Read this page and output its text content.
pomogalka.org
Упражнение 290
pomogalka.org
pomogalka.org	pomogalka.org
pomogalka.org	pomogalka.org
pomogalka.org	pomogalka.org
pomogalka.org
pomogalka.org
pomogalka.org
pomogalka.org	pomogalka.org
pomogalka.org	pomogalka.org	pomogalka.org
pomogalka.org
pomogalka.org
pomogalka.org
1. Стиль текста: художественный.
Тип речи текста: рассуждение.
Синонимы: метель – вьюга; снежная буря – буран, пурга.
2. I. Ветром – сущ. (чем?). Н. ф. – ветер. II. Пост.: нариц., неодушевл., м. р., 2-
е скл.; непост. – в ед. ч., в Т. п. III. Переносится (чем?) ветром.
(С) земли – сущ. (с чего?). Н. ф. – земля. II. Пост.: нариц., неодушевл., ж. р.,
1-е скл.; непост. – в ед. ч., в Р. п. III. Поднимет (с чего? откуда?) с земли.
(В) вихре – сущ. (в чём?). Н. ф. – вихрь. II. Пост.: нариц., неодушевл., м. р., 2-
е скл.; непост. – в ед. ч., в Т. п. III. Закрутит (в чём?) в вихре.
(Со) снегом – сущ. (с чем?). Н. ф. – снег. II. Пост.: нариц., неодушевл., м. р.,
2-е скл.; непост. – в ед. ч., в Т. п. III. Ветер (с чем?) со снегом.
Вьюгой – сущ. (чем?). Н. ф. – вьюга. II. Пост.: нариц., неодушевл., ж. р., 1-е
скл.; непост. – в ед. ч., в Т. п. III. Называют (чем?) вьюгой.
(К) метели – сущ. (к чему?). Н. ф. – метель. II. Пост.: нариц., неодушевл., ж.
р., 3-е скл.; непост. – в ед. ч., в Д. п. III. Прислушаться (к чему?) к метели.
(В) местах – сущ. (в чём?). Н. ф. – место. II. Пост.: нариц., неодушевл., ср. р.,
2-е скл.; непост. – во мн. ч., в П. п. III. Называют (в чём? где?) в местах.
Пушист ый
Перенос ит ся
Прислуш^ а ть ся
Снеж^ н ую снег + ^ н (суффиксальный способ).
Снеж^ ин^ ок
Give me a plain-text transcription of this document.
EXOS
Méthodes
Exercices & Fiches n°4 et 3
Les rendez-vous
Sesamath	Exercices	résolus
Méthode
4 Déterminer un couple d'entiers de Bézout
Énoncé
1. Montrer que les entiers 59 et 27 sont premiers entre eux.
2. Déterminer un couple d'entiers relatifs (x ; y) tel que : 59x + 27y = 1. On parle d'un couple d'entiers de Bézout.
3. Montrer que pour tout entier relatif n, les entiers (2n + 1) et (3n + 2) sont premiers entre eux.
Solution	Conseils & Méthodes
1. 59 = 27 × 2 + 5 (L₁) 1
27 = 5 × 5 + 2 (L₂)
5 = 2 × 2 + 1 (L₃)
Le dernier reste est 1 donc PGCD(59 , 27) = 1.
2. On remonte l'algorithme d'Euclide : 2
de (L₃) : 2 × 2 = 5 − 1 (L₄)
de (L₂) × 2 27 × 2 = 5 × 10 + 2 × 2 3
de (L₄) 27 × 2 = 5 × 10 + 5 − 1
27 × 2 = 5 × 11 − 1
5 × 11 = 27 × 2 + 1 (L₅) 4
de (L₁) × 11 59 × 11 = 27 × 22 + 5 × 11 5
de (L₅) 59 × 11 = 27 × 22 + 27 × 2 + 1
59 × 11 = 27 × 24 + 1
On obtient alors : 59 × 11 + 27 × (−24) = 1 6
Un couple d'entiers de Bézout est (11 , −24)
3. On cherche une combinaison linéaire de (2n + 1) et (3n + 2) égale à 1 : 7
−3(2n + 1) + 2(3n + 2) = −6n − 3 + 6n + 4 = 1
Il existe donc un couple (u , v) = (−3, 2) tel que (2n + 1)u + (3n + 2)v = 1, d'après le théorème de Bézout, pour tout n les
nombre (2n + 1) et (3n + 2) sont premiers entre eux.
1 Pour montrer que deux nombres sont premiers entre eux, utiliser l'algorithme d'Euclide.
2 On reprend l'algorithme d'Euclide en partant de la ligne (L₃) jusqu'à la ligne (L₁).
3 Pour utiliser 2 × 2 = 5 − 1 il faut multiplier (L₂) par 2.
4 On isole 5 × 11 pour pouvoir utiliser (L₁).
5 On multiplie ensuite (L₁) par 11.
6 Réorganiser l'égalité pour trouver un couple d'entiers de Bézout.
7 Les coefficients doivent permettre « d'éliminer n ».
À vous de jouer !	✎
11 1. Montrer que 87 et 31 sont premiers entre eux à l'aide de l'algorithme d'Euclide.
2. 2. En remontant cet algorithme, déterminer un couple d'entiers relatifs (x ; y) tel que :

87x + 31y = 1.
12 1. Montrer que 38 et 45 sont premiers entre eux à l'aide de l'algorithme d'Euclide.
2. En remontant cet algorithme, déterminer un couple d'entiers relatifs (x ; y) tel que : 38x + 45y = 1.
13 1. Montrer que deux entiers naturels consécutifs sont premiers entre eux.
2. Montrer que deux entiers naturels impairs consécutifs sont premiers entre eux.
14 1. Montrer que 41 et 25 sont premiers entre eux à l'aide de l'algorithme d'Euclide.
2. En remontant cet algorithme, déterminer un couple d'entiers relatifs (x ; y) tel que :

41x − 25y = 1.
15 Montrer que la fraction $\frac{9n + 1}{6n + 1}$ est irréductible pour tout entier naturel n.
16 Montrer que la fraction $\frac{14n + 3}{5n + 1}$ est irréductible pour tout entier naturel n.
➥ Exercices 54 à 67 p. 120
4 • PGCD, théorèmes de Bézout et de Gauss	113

☆ ☆ ☆ ☆ ☆ ☆ ☆

## Problem:
Reproduce the data in its entirety, matching each character.

## Solution for this problem:
Read this page and output its text content.
pomogalka.org
Упражнение 290
pomogalka.org
pomogalka.org	pomogalka.org
pomogalka.org	pomogalka.org
pomogalka.org	pomogalka.org
pomogalka.org
pomogalka.org
pomogalka.org
pomogalka.org	pomogalka.org
pomogalka.org	pomogalka.org	pomogalka.org
pomogalka.org
pomogalka.org
pomogalka.org
1. Стиль текста: художественный.
Тип речи текста: рассуждение.
Синонимы: метель – вьюга; снежная буря – буран, пурга.
2. I. Ветром – сущ. (чем?). Н. ф. – ветер. II. Пост.: нариц., неодушевл., м. р., 2-
е скл.; непост. – в ед. ч., в Т. п. III. Переносится (чем?) ветром.
(С) земли – сущ. (с чего?). Н. ф. – земля. II. Пост.: нариц., неодушевл., ж. р.,
1-е скл.; непост. – в ед. ч., в Р. п. III. Поднимет (с чего? откуда?) с земли.
(В) вихре – сущ. (в чём?). Н. ф. – вихрь. II. Пост.: нариц., неодушевл., м. р., 2-
е скл.; непост. – в ед. ч., в Т. п. III. Закрутит (в чём?) в вихре.
(Со) снегом – сущ. (с чем?). Н. ф. – снег. II. Пост.: нариц., неодушевл., м. р.,
2-е скл.; непост. – в ед. ч., в Т. п. III. Ветер (с чем?) со снегом.
Вьюгой – сущ. (чем?). Н. ф. – вьюга. II. Пост.: нариц., неодушевл., ж. р., 1-е
скл.; непост. – в ед. ч., в Т. п. III. Называют (чем?) вьюгой.
(К) метели – сущ. (к чему?). Н. ф. – метель. II. Пост.: нариц., неодушевл., ж.
р., 3-е скл.; непост. – в ед. ч., в Д. п. III. Прислушаться (к чему?) к метели.
(В) местах – сущ. (в чём?). Н. ф. – место. II. Пост.: нариц., неодушевл., ср. р.,
2-е скл.; непост. – во мн. ч., в П. п. III. Называют (в чём? где?) в местах.
Пушист ый
Перенос ит ся
Прислуш^ а ть ся
Снеж^ н ую снег + ^ н (суффиксальный способ).
Снеж^ ин^ ок
Give me a plain-text transcription of this document.
EXOS
Méthodes
Exercices & Fiches n°4 et 3
Les rendez-vous
Sesamath	Exercices	résolus
Méthode
4 Déterminer un couple d'entiers de Bézout
Énoncé
1. Montrer que les entiers 59 et 27 sont premiers entre eux.
2. Déterminer un couple d'entiers relatifs (x ; y) tel que : 59x + 27y = 1. On parle d'un couple d'entiers de Bézout.
3. Montrer que pour tout entier relatif n, les entiers (2n + 1) et (3n + 2) sont premiers entre eux.
Solution	Conseils & Méthodes
1. 59 = 27 × 2 + 5 (L₁) 1
27 = 5 × 5 + 2 (L₂)
5 = 2 × 2 + 1 (L₃)
Le dernier reste est 1 donc PGCD(59 , 27) = 1.
2. On remonte l'algorithme d'Euclide : 2
de (L₃) : 2 × 2 = 5 − 1 (L₄)
de (L₂) × 2 27 × 2 = 5 × 10 + 2 × 2 3
de (L₄) 27 × 2 = 5 × 10 + 5 − 1
27 × 2 = 5 × 11 − 1
5 × 11 = 27 × 2 + 1 (L₅) 4
de (L₁) × 11 59 × 11 = 27 × 22 + 5 × 11 5
de (L₅) 59 × 11 = 27 × 22 + 27 × 2 + 1
59 × 11 = 27 × 24 + 1
On obtient alors : 59 × 11 + 27 × (−24) = 1 6
Un couple d'entiers de Bézout est (11 , −24)
3. On cherche une combinaison linéaire de (2n + 1) et (3n + 2) égale à 1 : 7
−3(2n + 1) + 2(3n + 2) = −6n − 3 + 6n + 4 = 1
Il existe donc un couple (u , v) = (−3, 2) tel que (2n + 1)u + (3n + 2)v = 1, d'après le théorème de Bézout, pour tout n les
nombre (2n + 1) et (3n + 2) sont premiers entre eux.
1 Pour montrer que deux nombres sont premiers entre eux, utiliser l'algorithme d'Euclide.
2 On reprend l'algorithme d'Euclide en partant de la ligne (L₃) jusqu'à la ligne (L₁).
3 Pour utiliser 2 × 2 = 5 − 1 il faut multiplier (L₂) par 2.
4 On isole 5 × 11 pour pouvoir utiliser (L₁).
5 On multiplie ensuite (L₁) par 11.
6 Réorganiser l'égalité pour trouver un couple d'entiers de Bézout.
7 Les coefficients doivent permettre « d'éliminer n ».
À vous de jouer !	✎
11 1. Montrer que 87 et 31 sont premiers entre eux à l'aide de l'algorithme d'Euclide.
2. 2. En remontant cet algorithme, déterminer un couple d'entiers relatifs (x ; y) tel que :

87x + 31y = 1.
12 1. Montrer que 38 et 45 sont premiers entre eux à l'aide de l'algorithme d'Euclide.
2. En remontant cet algorithme, déterminer un couple d'entiers relatifs (x ; y) tel que : 38x + 45y = 1.
13 1. Montrer que deux entiers naturels consécutifs sont premiers entre eux.
2. Montrer que deux entiers naturels impairs consécutifs sont premiers entre eux.
14 1. Montrer que 41 et 25 sont premiers entre eux à l'aide de l'algorithme d'Euclide.
2. En remontant cet algorithme, déterminer un couple d'entiers relatifs (x ; y) tel que :

41x − 25y = 1.
15 Montrer que la fraction $\frac{9n + 1}{6n + 1}$ est irréductible pour tout entier naturel n.
16 Montrer que la fraction $\frac{14n + 3}{5n + 1}$ est irréductible pour tout entier naturel n.
➥ Exercices 54 à 67 p. 120
4 • PGCD, théorèmes de Bézout et de Gauss	113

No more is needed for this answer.